(Dataset items)
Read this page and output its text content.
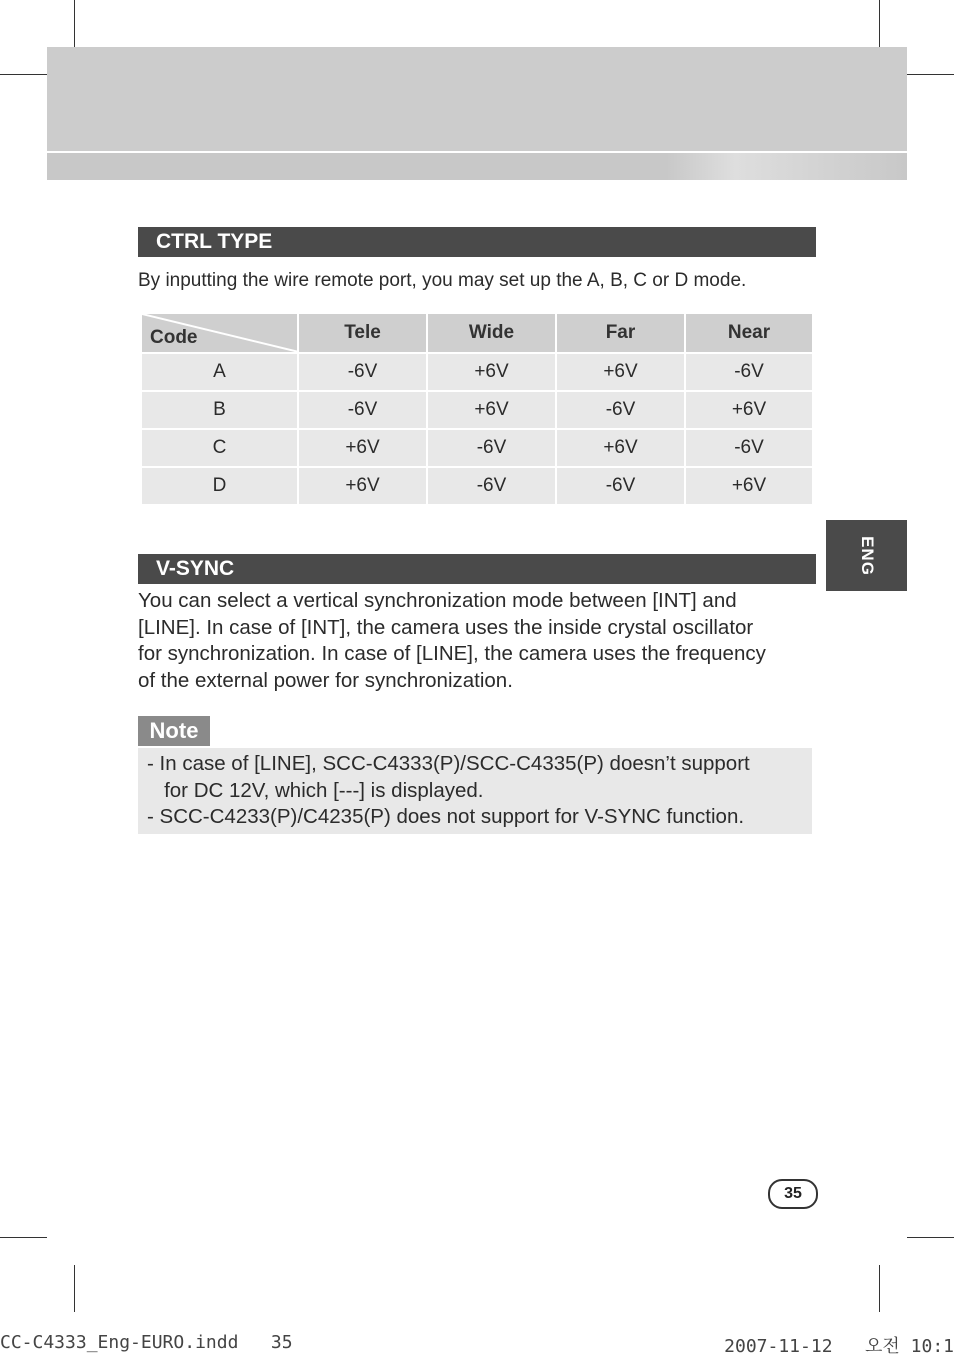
CTRL TYPE
By inputting the wire remote port, you may set up the A, B, C or D mode.
Code	Tele	Wide	Far	Near
A	-6V	+6V	+6V	-6V
B	-6V	+6V	-6V	+6V
C	+6V	-6V	+6V	-6V
D	+6V	-6V	-6V	+6V
ENG
V-SYNC
You can select a vertical synchronization mode between [INT] and
[LINE]. In case of [INT], the camera uses the inside crystal oscillator
for synchronization. In case of [LINE], the camera uses the frequency
of the external power for synchronization.
Note
- In case of [LINE], SCC-C4333(P)/SCC-C4335(P) doesn’t support
for DC 12V, which [---] is displayed.
- SCC-C4233(P)/C4235(P) does not support for V-SYNC function.
35
CC-C4333_Eng-EURO.indd   35	2007-11-12   오전 10:1
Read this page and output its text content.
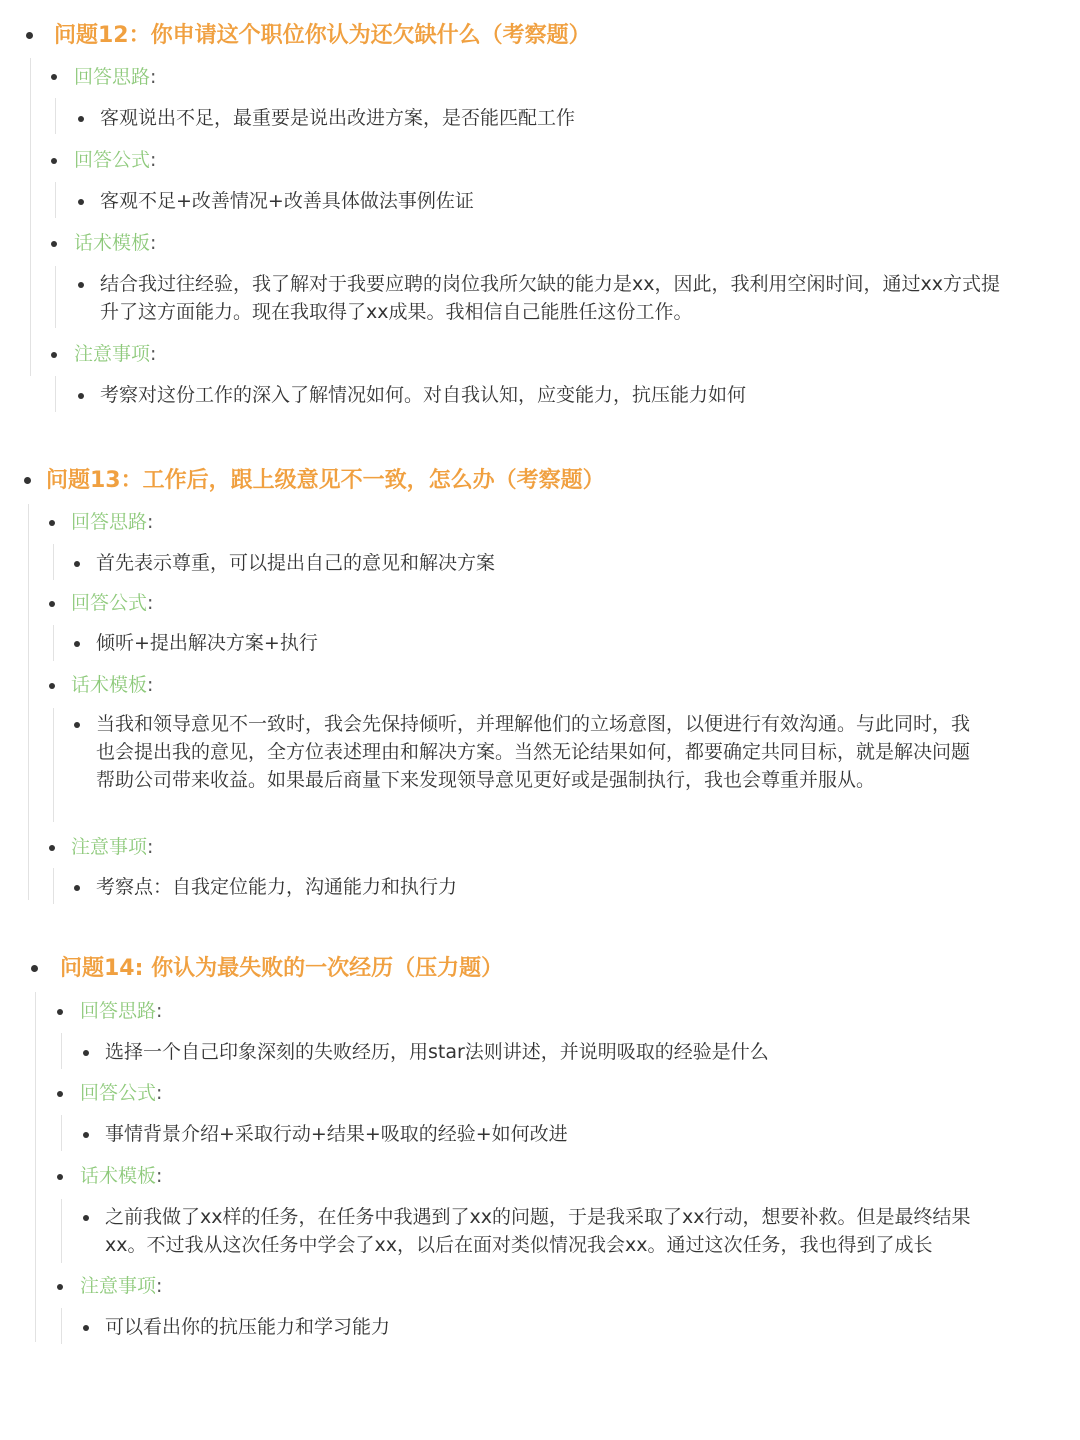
问题12：你申请这个职位你认为还欠缺什么（考察题）
回答思路:
客观说出不足，最重要是说出改进方案，是否能匹配工作
回答公式:
客观不足+改善情况+改善具体做法事例佐证
话术模板:
结合我过往经验，我了解对于我要应聘的岗位我所欠缺的能力是xx，因此，我利用空闲时间，通过xx方式提升了这方面能力。现在我取得了xx成果。我相信自己能胜任这份工作。
注意事项:
考察对这份工作的深入了解情况如何。对自我认知，应变能力，抗压能力如何
问题13：工作后，跟上级意见不一致，怎么办（考察题）
回答思路:
首先表示尊重，可以提出自己的意见和解决方案
回答公式:
倾听+提出解决方案+执行
话术模板:
当我和领导意见不一致时，我会先保持倾听，并理解他们的立场意图，以便进行有效沟通。与此同时，我也会提出我的意见，全方位表述理由和解决方案。当然无论结果如何，都要确定共同目标，就是解决问题帮助公司带来收益。如果最后商量下来发现领导意见更好或是强制执行，我也会尊重并服从。
注意事项:
考察点：自我定位能力，沟通能力和执行力
问题14: 你认为最失败的一次经历（压力题）
回答思路:
选择一个自己印象深刻的失败经历，用star法则讲述，并说明吸取的经验是什么
回答公式:
事情背景介绍+采取行动+结果+吸取的经验+如何改进
话术模板:
之前我做了xx样的任务，在任务中我遇到了xx的问题，于是我采取了xx行动，想要补救。但是最终结果xx。不过我从这次任务中学会了xx，以后在面对类似情况我会xx。通过这次任务，我也得到了成长
注意事项:
可以看出你的抗压能力和学习能力
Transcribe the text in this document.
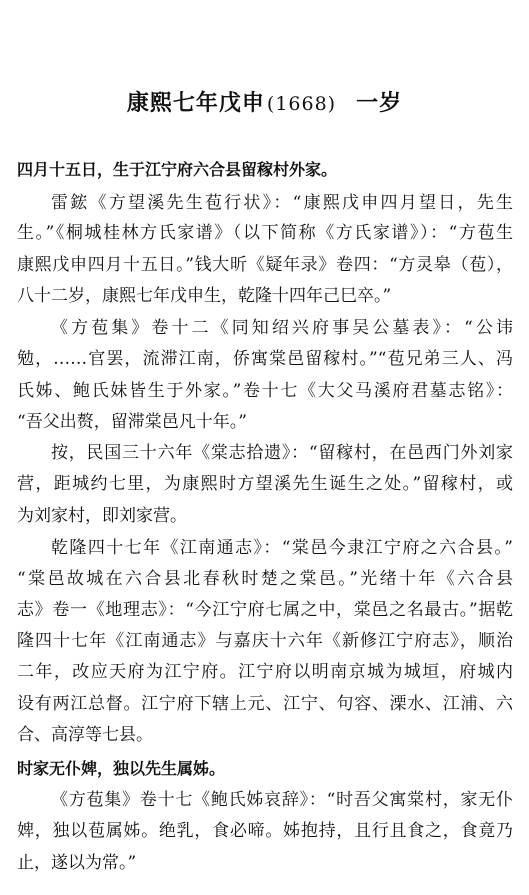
康熙七年戊申 (1668) 一岁
四月十五日，生于江宁府六合县留稼村外家。
雷鋐《方望溪先生苞行状》：“康熙戊申四月望日，先生
生。”《桐城桂林方氏家谱》（以下简称《方氏家谱》）：“方苞生
康熙戊申四月十五日。”钱大昕《疑年录》卷四：“方灵皋（苞），
八十二岁，康熙七年戊申生，乾隆十四年己巳卒。”
《方苞集》卷十二《同知绍兴府事吴公墓表》：“公讳
勉，……官罢，流滞江南，侨寓棠邑留稼村。”“苞兄弟三人、冯
氏姊、鲍氏妹皆生于外家。”卷十七《大父马溪府君墓志铭》：
“吾父出赘，留滞棠邑凡十年。”
按，民国三十六年《棠志拾遗》：“留稼村，在邑西门外刘家
营，距城约七里，为康熙时方望溪先生诞生之处。”留稼村，或
为刘家村，即刘家营。
乾隆四十七年《江南通志》：“棠邑今隶江宁府之六合县。”
“棠邑故城在六合县北春秋时楚之棠邑。”光绪十年《六合县
志》卷一《地理志》：“今江宁府七属之中，棠邑之名最古。”据乾
隆四十七年《江南通志》与嘉庆十六年《新修江宁府志》，顺治
二年，改应天府为江宁府。江宁府以明南京城为城垣，府城内
设有两江总督。江宁府下辖上元、江宁、句容、溧水、江浦、六
合、高淳等七县。
时家无仆婢，独以先生属姊。
《方苞集》卷十七《鲍氏姊哀辞》：“时吾父寓棠村，家无仆
婢，独以苞属姊。绝乳，食必啼。姊抱持，且行且食之，食竟乃
止，遂以为常。”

__Aim__:
Copy each line above where the string "synchronization" occurs.

__Solution__:
You can select a vertical synchronization mode between [INT] and
for synchronization. In case of [LINE], the camera uses the frequency
of the external power for synchronization.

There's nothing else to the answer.